— BEGIN Data supplied —
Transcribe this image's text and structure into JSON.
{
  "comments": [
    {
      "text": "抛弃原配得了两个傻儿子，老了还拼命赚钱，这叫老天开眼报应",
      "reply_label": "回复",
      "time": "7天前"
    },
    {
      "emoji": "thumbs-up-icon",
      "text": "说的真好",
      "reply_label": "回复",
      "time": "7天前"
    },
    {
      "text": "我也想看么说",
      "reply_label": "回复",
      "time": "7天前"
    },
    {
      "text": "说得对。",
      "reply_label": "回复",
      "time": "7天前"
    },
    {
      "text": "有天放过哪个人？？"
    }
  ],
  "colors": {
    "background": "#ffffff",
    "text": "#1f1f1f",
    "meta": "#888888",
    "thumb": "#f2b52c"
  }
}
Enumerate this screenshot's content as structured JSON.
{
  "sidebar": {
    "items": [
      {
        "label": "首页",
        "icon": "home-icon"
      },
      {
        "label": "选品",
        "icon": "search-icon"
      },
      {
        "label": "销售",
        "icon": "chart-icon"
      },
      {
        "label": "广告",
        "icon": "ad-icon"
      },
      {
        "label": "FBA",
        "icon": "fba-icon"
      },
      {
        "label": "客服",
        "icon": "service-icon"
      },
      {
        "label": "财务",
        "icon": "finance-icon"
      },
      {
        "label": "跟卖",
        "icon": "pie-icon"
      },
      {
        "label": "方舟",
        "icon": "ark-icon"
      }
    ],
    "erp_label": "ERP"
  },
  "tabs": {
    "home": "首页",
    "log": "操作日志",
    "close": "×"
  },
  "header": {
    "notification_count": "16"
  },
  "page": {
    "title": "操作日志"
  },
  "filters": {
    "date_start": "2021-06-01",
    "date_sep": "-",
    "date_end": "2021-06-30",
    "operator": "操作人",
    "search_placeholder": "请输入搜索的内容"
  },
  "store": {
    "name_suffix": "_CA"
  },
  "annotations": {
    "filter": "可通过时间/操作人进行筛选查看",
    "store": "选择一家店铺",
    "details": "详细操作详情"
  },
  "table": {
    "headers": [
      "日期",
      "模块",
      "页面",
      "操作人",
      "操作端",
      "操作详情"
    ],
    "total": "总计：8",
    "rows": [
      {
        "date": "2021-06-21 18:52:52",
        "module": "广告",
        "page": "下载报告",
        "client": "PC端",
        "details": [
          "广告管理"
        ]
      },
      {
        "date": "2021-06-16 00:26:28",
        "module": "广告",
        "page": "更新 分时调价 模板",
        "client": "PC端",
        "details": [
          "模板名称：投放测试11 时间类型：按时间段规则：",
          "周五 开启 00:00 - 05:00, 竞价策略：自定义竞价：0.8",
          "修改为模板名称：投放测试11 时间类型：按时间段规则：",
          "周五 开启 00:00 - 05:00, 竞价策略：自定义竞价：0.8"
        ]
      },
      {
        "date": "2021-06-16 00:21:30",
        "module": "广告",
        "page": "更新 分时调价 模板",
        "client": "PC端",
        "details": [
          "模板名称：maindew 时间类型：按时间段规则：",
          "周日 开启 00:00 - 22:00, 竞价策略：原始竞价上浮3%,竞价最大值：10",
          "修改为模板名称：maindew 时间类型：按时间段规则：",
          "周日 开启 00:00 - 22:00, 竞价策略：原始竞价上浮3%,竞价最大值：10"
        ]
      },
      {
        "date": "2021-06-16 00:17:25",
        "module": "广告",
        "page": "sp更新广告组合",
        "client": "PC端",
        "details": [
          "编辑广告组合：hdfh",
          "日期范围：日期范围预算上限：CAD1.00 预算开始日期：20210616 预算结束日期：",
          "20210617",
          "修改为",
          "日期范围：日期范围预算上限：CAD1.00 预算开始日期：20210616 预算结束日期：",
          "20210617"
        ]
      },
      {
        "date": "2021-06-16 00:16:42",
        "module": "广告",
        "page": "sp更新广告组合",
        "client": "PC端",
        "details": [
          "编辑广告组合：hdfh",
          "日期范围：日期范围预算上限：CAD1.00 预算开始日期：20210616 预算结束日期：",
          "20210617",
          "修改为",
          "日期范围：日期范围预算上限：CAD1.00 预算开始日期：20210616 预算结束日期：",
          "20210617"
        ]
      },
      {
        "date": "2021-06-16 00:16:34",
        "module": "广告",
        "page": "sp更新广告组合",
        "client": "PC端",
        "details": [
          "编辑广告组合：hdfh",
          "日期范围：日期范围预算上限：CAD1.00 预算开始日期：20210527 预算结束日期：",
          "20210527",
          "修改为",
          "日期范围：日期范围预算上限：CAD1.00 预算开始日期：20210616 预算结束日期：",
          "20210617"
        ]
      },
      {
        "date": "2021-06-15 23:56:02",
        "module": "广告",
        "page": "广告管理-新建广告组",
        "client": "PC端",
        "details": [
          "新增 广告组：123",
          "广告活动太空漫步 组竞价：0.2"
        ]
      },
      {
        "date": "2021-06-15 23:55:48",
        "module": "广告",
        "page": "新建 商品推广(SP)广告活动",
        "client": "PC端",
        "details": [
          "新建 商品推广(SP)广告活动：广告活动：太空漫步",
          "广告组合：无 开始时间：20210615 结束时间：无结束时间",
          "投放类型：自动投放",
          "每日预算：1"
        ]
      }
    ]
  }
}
— END Data supplied —
Output the listing above without altering a single character.

Transcribe this image's text and structure into JSON.
{
  "comments": [
    {
      "text": "抛弃原配得了两个傻儿子，老了还拼命赚钱，这叫老天开眼报应",
      "reply_label": "回复",
      "time": "7天前"
    },
    {
      "emoji": "thumbs-up-icon",
      "text": "说的真好",
      "reply_label": "回复",
      "time": "7天前"
    },
    {
      "text": "我也想看么说",
      "reply_label": "回复",
      "time": "7天前"
    },
    {
      "text": "说得对。",
      "reply_label": "回复",
      "time": "7天前"
    },
    {
      "text": "有天放过哪个人？？"
    }
  ],
  "colors": {
    "background": "#ffffff",
    "text": "#1f1f1f",
    "meta": "#888888",
    "thumb": "#f2b52c"
  }
}
Enumerate this screenshot's content as structured JSON.
{
  "sidebar": {
    "items": [
      {
        "label": "首页",
        "icon": "home-icon"
      },
      {
        "label": "选品",
        "icon": "search-icon"
      },
      {
        "label": "销售",
        "icon": "chart-icon"
      },
      {
        "label": "广告",
        "icon": "ad-icon"
      },
      {
        "label": "FBA",
        "icon": "fba-icon"
      },
      {
        "label": "客服",
        "icon": "service-icon"
      },
      {
        "label": "财务",
        "icon": "finance-icon"
      },
      {
        "label": "跟卖",
        "icon": "pie-icon"
      },
      {
        "label": "方舟",
        "icon": "ark-icon"
      }
    ],
    "erp_label": "ERP"
  },
  "tabs": {
    "home": "首页",
    "log": "操作日志",
    "close": "×"
  },
  "header": {
    "notification_count": "16"
  },
  "page": {
    "title": "操作日志"
  },
  "filters": {
    "date_start": "2021-06-01",
    "date_sep": "-",
    "date_end": "2021-06-30",
    "operator": "操作人",
    "search_placeholder": "请输入搜索的内容"
  },
  "store": {
    "name_suffix": "_CA"
  },
  "annotations": {
    "filter": "可通过时间/操作人进行筛选查看",
    "store": "选择一家店铺",
    "details": "详细操作详情"
  },
  "table": {
    "headers": [
      "日期",
      "模块",
      "页面",
      "操作人",
      "操作端",
      "操作详情"
    ],
    "total": "总计：8",
    "rows": [
      {
        "date": "2021-06-21 18:52:52",
        "module": "广告",
        "page": "下载报告",
        "client": "PC端",
        "details": [
          "广告管理"
        ]
      },
      {
        "date": "2021-06-16 00:26:28",
        "module": "广告",
        "page": "更新 分时调价 模板",
        "client": "PC端",
        "details": [
          "模板名称：投放测试11 时间类型：按时间段规则：",
          "周五 开启 00:00 - 05:00, 竞价策略：自定义竞价：0.8",
          "修改为模板名称：投放测试11 时间类型：按时间段规则：",
          "周五 开启 00:00 - 05:00, 竞价策略：自定义竞价：0.8"
        ]
      },
      {
        "date": "2021-06-16 00:21:30",
        "module": "广告",
        "page": "更新 分时调价 模板",
        "client": "PC端",
        "details": [
          "模板名称：maindew 时间类型：按时间段规则：",
          "周日 开启 00:00 - 22:00, 竞价策略：原始竞价上浮3%,竞价最大值：10",
          "修改为模板名称：maindew 时间类型：按时间段规则：",
          "周日 开启 00:00 - 22:00, 竞价策略：原始竞价上浮3%,竞价最大值：10"
        ]
      },
      {
        "date": "2021-06-16 00:17:25",
        "module": "广告",
        "page": "sp更新广告组合",
        "client": "PC端",
        "details": [
          "编辑广告组合：hdfh",
          "日期范围：日期范围预算上限：CAD1.00 预算开始日期：20210616 预算结束日期：",
          "20210617",
          "修改为",
          "日期范围：日期范围预算上限：CAD1.00 预算开始日期：20210616 预算结束日期：",
          "20210617"
        ]
      },
      {
        "date": "2021-06-16 00:16:42",
        "module": "广告",
        "page": "sp更新广告组合",
        "client": "PC端",
        "details": [
          "编辑广告组合：hdfh",
          "日期范围：日期范围预算上限：CAD1.00 预算开始日期：20210616 预算结束日期：",
          "20210617",
          "修改为",
          "日期范围：日期范围预算上限：CAD1.00 预算开始日期：20210616 预算结束日期：",
          "20210617"
        ]
      },
      {
        "date": "2021-06-16 00:16:34",
        "module": "广告",
        "page": "sp更新广告组合",
        "client": "PC端",
        "details": [
          "编辑广告组合：hdfh",
          "日期范围：日期范围预算上限：CAD1.00 预算开始日期：20210527 预算结束日期：",
          "20210527",
          "修改为",
          "日期范围：日期范围预算上限：CAD1.00 预算开始日期：20210616 预算结束日期：",
          "20210617"
        ]
      },
      {
        "date": "2021-06-15 23:56:02",
        "module": "广告",
        "page": "广告管理-新建广告组",
        "client": "PC端",
        "details": [
          "新增 广告组：123",
          "广告活动太空漫步 组竞价：0.2"
        ]
      },
      {
        "date": "2021-06-15 23:55:48",
        "module": "广告",
        "page": "新建 商品推广(SP)广告活动",
        "client": "PC端",
        "details": [
          "新建 商品推广(SP)广告活动：广告活动：太空漫步",
          "广告组合：无 开始时间：20210615 结束时间：无结束时间",
          "投放类型：自动投放",
          "每日预算：1"
        ]
      }
    ]
  }
}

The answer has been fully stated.